- **EXERCISE DESCRIPTION**
Out of the lines below, please list those that hold the string "Cube".

Extracted records:
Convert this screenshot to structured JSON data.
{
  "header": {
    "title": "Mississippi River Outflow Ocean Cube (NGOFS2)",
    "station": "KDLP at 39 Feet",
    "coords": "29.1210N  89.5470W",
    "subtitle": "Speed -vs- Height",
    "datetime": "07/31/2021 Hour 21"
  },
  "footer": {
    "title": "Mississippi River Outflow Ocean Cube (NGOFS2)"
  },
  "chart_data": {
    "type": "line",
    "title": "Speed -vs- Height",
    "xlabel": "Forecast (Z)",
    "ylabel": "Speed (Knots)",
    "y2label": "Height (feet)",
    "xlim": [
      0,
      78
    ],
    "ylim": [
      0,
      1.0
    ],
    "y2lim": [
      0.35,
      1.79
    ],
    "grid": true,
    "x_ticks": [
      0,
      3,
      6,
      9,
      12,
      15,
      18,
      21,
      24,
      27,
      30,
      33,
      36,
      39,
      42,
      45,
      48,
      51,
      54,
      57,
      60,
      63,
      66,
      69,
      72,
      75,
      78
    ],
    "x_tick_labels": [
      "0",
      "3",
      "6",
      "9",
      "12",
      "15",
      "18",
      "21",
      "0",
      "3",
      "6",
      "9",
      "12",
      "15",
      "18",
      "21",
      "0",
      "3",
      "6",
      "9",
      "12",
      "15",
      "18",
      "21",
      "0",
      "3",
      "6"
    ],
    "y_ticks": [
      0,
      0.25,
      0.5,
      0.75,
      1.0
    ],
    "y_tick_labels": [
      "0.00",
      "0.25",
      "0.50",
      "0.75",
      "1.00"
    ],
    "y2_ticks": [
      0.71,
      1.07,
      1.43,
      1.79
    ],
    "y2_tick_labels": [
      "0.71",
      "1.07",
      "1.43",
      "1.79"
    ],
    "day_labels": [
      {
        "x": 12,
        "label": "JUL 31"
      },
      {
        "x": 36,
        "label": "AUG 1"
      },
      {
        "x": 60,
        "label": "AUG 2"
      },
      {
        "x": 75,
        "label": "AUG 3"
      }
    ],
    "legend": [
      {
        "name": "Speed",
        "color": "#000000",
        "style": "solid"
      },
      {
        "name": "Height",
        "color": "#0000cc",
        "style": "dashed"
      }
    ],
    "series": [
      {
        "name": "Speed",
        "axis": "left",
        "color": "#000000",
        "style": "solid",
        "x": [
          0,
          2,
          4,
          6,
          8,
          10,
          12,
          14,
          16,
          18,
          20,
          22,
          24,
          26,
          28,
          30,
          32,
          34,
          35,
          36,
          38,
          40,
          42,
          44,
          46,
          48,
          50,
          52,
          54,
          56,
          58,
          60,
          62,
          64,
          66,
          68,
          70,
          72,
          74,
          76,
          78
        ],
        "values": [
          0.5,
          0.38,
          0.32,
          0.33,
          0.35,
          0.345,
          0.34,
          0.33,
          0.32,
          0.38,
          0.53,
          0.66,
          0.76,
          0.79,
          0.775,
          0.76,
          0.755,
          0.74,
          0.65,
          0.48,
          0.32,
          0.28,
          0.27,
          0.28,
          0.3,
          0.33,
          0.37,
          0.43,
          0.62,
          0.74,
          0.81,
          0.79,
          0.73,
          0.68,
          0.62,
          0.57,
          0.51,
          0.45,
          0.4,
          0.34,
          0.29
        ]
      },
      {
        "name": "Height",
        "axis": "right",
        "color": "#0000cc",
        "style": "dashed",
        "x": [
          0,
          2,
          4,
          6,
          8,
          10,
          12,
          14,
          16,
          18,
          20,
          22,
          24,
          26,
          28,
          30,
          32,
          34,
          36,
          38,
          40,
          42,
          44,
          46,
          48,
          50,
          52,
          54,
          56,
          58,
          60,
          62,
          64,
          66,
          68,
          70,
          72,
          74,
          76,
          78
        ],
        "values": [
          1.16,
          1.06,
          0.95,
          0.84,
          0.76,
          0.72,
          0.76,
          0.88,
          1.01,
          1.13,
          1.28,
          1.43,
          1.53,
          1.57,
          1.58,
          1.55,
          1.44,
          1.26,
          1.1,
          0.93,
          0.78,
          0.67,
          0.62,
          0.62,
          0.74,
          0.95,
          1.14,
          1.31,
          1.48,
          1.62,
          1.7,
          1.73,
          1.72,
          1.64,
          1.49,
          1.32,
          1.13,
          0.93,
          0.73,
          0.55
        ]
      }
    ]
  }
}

- **SOLVED EXERCISE**
    "title": "Mississippi River Outflow Ocean Cube (NGOFS2)",
    "title": "Mississippi River Outflow Ocean Cube (NGOFS2)"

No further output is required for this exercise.